* [DOCUMENT]:
* BEGIN *

From charlesreid1

Main link: https://google.qwiklabs.com/focuses/5689?locale=en

Qwiklab

Summary

This lab combines public data sets from NOAA and 311 in NYC. The end goal is to create a model for correlations between number of calls and weather.

Aspects of Google Cloud highlighted for scientists: serverless, easy to use, scalable, sharable

Steps

Overview of the basic steps:

  • Set up a Google Cloud account (follow qwiklabs instructions, or use own)
  • Explore weather data and 311 data in BigQuery
  • Find correlation between weather and complaints

Setting Up Google Cloud Account

Won't cover this here. Use a free trial or use the Qwiklab-provided account.

Exploring Data

To enable the NOAA weather data set, navigate to the BigQuery Console and pick your project.

Now on the left, where the project name is listed, there is a triangle drop-down button next to it.

Click that and pick "Switch to project" and "Display project..." to display the weather data set.

Before running SQL queries, check to make sure you are running SQL queries in legacy mode.

Weather Data

Here is a sample SQL query:

SELECT
  -- Create a timestamp from the date components.
  stn,
  TIMESTAMP(CONCAT(year,"-",mo,"-",da)) AS timestamp,
  -- Replace numerical null values with actual null
  AVG(IF (temp=9999.9,
      null,
      temp)) AS temperature,
  AVG(IF (wdsp="999.9",
      null,
      CAST(wdsp AS Float64))) AS wind_speed,
  AVG(IF (prcp=99.99,
      0,
      prcp)) AS precipitation
FROM
  `bigquery-public-data.noaa_gsod.gsod20*`
WHERE
  CAST(YEAR AS INT64) > 2010
  AND CAST(MO AS INT64) = 6
  AND CAST(DA AS INT64) = 12
  AND (stn="725030" OR  -- La Guardia
    stn="744860")    -- JFK
GROUP BY
  stn,
  timestamp
ORDER BY
  timestamp DESC,
  stn ASC

Let's break it down to understand what it is doing...

* END *

* [CHALLENGE 1]: According to the Qwiklab summary, which two public data sets does the lab combine?
* [CHALLENGE 2]: From the records, output the part that opens with the line containing "status-prefix: 【ステータス】 [384, 1164, 593, 1199]" and closes with the line containing "nav-tab-chat-board[interactable]: 雑談掲示板 [299, 185, 475, 298]", including both of those lines.
The text and the records have no connection to each other.

[Labeled box records]
* BEGIN *

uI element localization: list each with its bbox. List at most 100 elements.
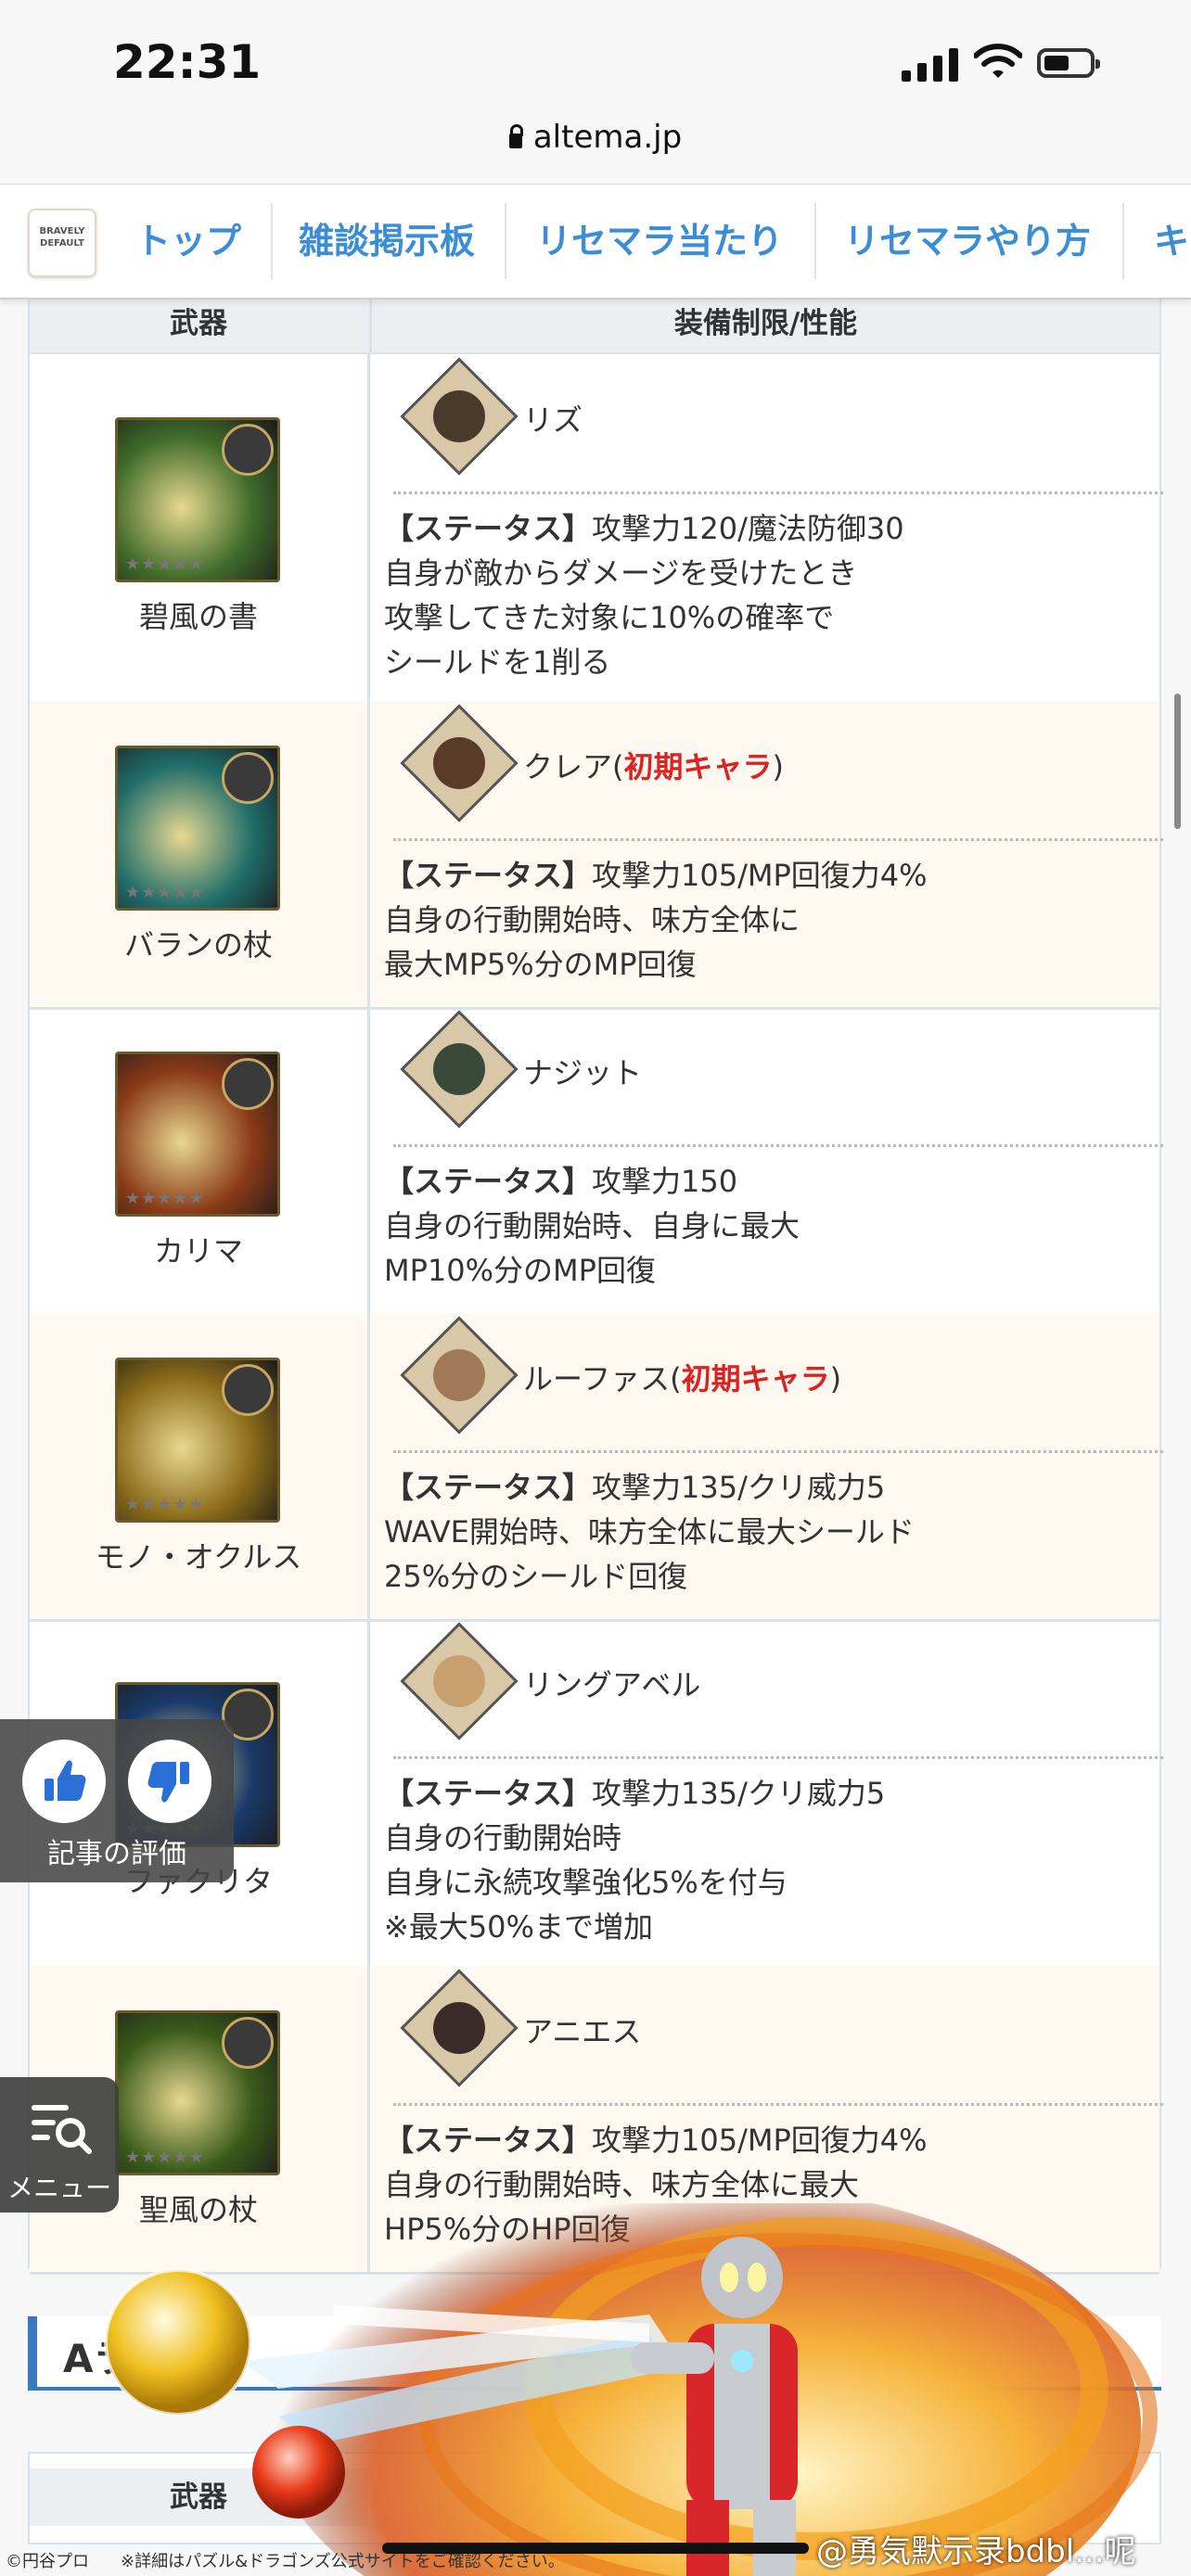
status-prefix: 【ステータス】 [384, 1164, 593, 1199]
nav-divider [271, 203, 273, 279]
column-divider [367, 1619, 370, 1966]
rarity-stars: ★★★★★ [125, 1495, 205, 1514]
weapon-name[interactable]: モノ・オクルス [30, 1534, 367, 1576]
wifi-icon [974, 44, 1022, 78]
table-row: ★★★★★ カリマ ナジット【ステータス】攻撃力150 自身の行動開始時、自身に最大 … [30, 1007, 1163, 1316]
header-equip-performance: 装備制限/性能 [369, 295, 1159, 352]
character-name[interactable]: クレア(初期キャラ) [523, 744, 784, 786]
character-icon[interactable] [400, 1316, 519, 1435]
menu-search-icon [32, 2105, 92, 2154]
menu-label: メニュー [6, 2173, 111, 2203]
weapon-name[interactable]: カリマ [30, 1228, 367, 1270]
nav-tab-reroll-ranking[interactable]: リセマラ当たり [536, 185, 783, 298]
url-text: altema.jp [532, 119, 683, 156]
lock-icon [508, 124, 523, 148]
status-values: 攻撃力105/MP回復力4% [592, 2123, 928, 2158]
rarity-stars: ★★★★★ [125, 883, 205, 902]
weapon-name[interactable]: バランの杖 [30, 922, 367, 964]
status-prefix: 【ステータス】 [384, 1776, 593, 1811]
weapon-name[interactable]: 碧風の書 [30, 593, 367, 636]
weapon-icon[interactable]: ★★★★★ [115, 746, 280, 911]
ad-illustration [104, 2203, 1158, 2576]
weapon-icon[interactable]: ★★★★★ [115, 1358, 280, 1523]
nav-tab-chat-board[interactable]: 雑談掲示板 [299, 185, 475, 298]
menu-button[interactable]: メニュー [0, 2077, 119, 2213]
character-icon[interactable] [400, 357, 519, 476]
character-name[interactable]: リズ [523, 397, 583, 440]
page-scrollbar[interactable] [1174, 694, 1181, 829]
character-face [433, 1349, 485, 1401]
thumbs-up-button[interactable] [22, 1740, 106, 1823]
table-row: ★★★★★ 碧風の書 リズ【ステータス】攻撃力120/魔法防御30 自身が敵からダメー… [30, 354, 1163, 704]
character-portrait [222, 1364, 274, 1416]
character-name[interactable]: ルーファス(初期キャラ) [523, 1356, 841, 1398]
dotted-separator [393, 1756, 1163, 1759]
rarity-stars: ★★★★★ [125, 555, 205, 574]
dotted-separator [393, 2103, 1163, 2106]
ad-banner[interactable] [0, 2203, 1191, 2576]
weapon-effect: 自身が敵からダメージを受けたとき 攻撃してきた対象に10%の確率で シールドを1… [384, 555, 858, 680]
character-face [433, 737, 485, 789]
character-face [433, 390, 485, 442]
site-logo[interactable]: BRAVELY DEFAULT [28, 209, 96, 277]
character-portrait [222, 2017, 274, 2069]
weapon-table: 武器 装備制限/性能 ★★★★★ 碧風の書 リズ 【ステータス】攻撃力120/魔法防御… [28, 293, 1163, 2275]
weapon-stats: 【ステータス】攻撃力150 自身の行動開始時、自身に最大 MP10%分のMP回復 [384, 1159, 1154, 1293]
weapon-effect: 自身の行動開始時 自身に永続攻撃強化5%を付与 ※最大50%まで増加 [384, 1820, 788, 1945]
weapon-icon[interactable]: ★★★★★ [115, 1052, 280, 1217]
header-weapon: 武器 [170, 307, 227, 340]
status-values: 攻撃力135/クリ威力5 [592, 1776, 886, 1811]
status-values: 攻撃力120/魔法防御30 [592, 511, 904, 546]
dotted-separator [393, 491, 1163, 494]
character-name-text: クレア( [523, 749, 624, 784]
status-time: 22:31 [113, 35, 262, 89]
weapon-icon[interactable]: ★★★★★ [115, 417, 280, 582]
rating-label: 記事の評価 [47, 1838, 186, 1870]
weapon-effect: 自身の行動開始時、味方全体に 最大MP5%分のMP回復 [384, 902, 800, 982]
character-name[interactable]: アニエス [523, 2009, 641, 2051]
character-portrait [222, 752, 274, 804]
character-name-text: ナジット [523, 1055, 643, 1090]
column-divider [367, 701, 370, 1007]
weapon-icon[interactable]: ★★★★★ [115, 2010, 280, 2175]
column-divider [367, 1007, 370, 1313]
status-prefix: 【ステータス】 [384, 2123, 593, 2158]
weapon-stats: 【ステータス】攻撃力105/MP回復力4% 自身の行動開始時、味方全体に 最大MP… [384, 853, 1154, 987]
article-rating-widget: 記事の評価 [0, 1719, 234, 1882]
column-divider [367, 354, 370, 701]
battery-icon [1037, 48, 1100, 78]
status-values: 攻撃力150 [592, 1164, 738, 1199]
dotted-separator [393, 838, 1163, 841]
character-icon[interactable] [400, 1010, 519, 1129]
character-face [433, 2002, 485, 2054]
close-paren: ) [829, 1361, 842, 1396]
url-bar[interactable]: altema.jp [0, 119, 1191, 156]
character-icon[interactable] [400, 704, 519, 823]
rarity-stars: ★★★★★ [125, 2148, 205, 2167]
character-name-text: リズ [523, 402, 583, 438]
status-prefix: 【ステータス】 [384, 511, 593, 546]
status-bar: 22:31 altema.jp [0, 0, 1191, 156]
character-portrait [222, 1058, 274, 1110]
nav-tab-top[interactable]: トップ [135, 185, 241, 298]
weapon-stats: 【ステータス】攻撃力120/魔法防御30 自身が敵からダメージを受けたとき 攻撃し… [384, 506, 1154, 684]
character-name[interactable]: リングアベル [523, 1662, 700, 1704]
nav-tab-more[interactable]: キ [1154, 185, 1189, 298]
site-nav: BRAVELY DEFAULT トップ 雑談掲示板 リセマラ当たり リセマラやり… [0, 184, 1191, 300]
character-name[interactable]: ナジット [523, 1050, 642, 1092]
close-paren: ) [772, 749, 784, 784]
thumbs-down-button[interactable] [128, 1740, 211, 1823]
nav-tab-reroll-guide[interactable]: リセマラやり方 [844, 185, 1091, 298]
nav-divider [814, 203, 816, 279]
cellular-signal-icon [902, 48, 958, 82]
status-prefix: 【ステータス】 [384, 858, 593, 893]
logo-text: BRAVELY DEFAULT [39, 226, 85, 249]
dotted-separator [393, 1450, 1163, 1453]
weapon-effect: 自身の行動開始時、自身に最大 MP10%分のMP回復 [384, 1208, 800, 1288]
character-icon[interactable] [400, 1622, 519, 1741]
status-prefix: 【ステータス】 [384, 1470, 593, 1505]
thumbs-up-icon [45, 1760, 86, 1801]
initial-character-tag: 初期キャラ [681, 1361, 830, 1396]
table-header: 武器 装備制限/性能 [30, 295, 1159, 354]
character-icon[interactable] [400, 1969, 519, 2087]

* END *

* [TASK SOLUTION 1]: Public data sets from NOAA and from 311 in NYC.

* [TASK SOLUTION 2]:
status-prefix: 【ステータス】 [384, 1164, 593, 1199]
nav-divider [271, 203, 273, 279]
column-divider [367, 1619, 370, 1966]
rarity-stars: ★★★★★ [125, 1495, 205, 1514]
weapon-name[interactable]: モノ・オクルス [30, 1534, 367, 1576]
wifi-icon [974, 44, 1022, 78]
table-row: ★★★★★ カリマ ナジット【ステータス】攻撃力150 自身の行動開始時、自身に最大 … [30, 1007, 1163, 1316]
header-equip-performance: 装備制限/性能 [369, 295, 1159, 352]
character-name[interactable]: クレア(初期キャラ) [523, 744, 784, 786]
character-icon[interactable] [400, 1316, 519, 1435]
menu-search-icon [32, 2105, 92, 2154]
menu-label: メニュー [6, 2173, 111, 2203]
weapon-name[interactable]: カリマ [30, 1228, 367, 1270]
nav-tab-reroll-ranking[interactable]: リセマラ当たり [536, 185, 783, 298]
url-text: altema.jp [532, 119, 683, 156]
lock-icon [508, 124, 523, 148]
status-values: 攻撃力105/MP回復力4% [592, 2123, 928, 2158]
rarity-stars: ★★★★★ [125, 883, 205, 902]
weapon-name[interactable]: バランの杖 [30, 922, 367, 964]
status-prefix: 【ステータス】 [384, 1776, 593, 1811]
weapon-name[interactable]: 碧風の書 [30, 593, 367, 636]
weapon-icon[interactable]: ★★★★★ [115, 746, 280, 911]
ad-illustration [104, 2203, 1158, 2576]
weapon-icon[interactable]: ★★★★★ [115, 1358, 280, 1523]
nav-tab-chat-board[interactable]: 雑談掲示板 [299, 185, 475, 298]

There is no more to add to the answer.